** BEGIN Data supplied **
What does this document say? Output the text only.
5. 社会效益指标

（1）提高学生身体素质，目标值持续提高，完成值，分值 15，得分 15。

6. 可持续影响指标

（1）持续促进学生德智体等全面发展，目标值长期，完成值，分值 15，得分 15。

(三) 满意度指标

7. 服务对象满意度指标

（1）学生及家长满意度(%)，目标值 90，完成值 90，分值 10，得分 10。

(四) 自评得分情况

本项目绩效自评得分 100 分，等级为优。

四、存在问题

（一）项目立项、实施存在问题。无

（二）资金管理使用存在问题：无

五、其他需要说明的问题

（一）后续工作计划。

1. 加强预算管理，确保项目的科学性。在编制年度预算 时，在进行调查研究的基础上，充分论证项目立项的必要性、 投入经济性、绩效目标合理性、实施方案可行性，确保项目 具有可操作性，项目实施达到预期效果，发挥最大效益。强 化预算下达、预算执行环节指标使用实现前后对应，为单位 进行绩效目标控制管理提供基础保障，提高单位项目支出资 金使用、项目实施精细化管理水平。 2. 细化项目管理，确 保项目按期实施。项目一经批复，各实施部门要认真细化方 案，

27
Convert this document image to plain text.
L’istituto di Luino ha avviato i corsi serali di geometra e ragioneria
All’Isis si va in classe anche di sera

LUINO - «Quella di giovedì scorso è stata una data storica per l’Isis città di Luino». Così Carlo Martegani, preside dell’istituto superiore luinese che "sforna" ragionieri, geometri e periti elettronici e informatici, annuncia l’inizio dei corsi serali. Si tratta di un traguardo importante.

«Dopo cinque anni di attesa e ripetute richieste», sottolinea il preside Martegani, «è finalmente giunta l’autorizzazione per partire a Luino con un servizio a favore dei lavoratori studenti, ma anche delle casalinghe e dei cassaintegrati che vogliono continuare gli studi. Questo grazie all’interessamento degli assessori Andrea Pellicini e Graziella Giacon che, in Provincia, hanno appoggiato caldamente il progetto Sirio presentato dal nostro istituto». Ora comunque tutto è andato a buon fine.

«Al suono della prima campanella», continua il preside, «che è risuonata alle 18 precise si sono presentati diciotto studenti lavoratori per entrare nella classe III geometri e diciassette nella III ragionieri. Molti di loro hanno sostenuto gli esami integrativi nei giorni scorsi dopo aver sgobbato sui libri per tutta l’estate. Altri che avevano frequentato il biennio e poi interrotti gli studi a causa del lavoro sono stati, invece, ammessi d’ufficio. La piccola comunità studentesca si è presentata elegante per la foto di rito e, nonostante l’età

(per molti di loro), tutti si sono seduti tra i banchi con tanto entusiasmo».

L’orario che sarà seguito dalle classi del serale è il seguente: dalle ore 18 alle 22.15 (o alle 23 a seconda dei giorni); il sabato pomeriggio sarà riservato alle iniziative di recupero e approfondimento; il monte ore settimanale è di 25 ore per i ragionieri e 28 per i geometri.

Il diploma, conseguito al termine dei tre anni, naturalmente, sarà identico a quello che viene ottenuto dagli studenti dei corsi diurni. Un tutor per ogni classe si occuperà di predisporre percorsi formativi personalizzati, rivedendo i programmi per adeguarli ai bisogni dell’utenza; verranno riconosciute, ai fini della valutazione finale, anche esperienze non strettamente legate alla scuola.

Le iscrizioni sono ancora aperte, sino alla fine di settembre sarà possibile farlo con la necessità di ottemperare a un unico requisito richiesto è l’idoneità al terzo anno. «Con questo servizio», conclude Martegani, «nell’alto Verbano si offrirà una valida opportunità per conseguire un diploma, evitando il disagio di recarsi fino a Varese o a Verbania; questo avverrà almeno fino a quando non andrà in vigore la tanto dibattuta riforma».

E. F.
** END Data supplied **
> [Job] Select and copy every line of the listing with the word "document".

> [Complete output]
What does this document say? Output the text only.
Convert this document image to plain text.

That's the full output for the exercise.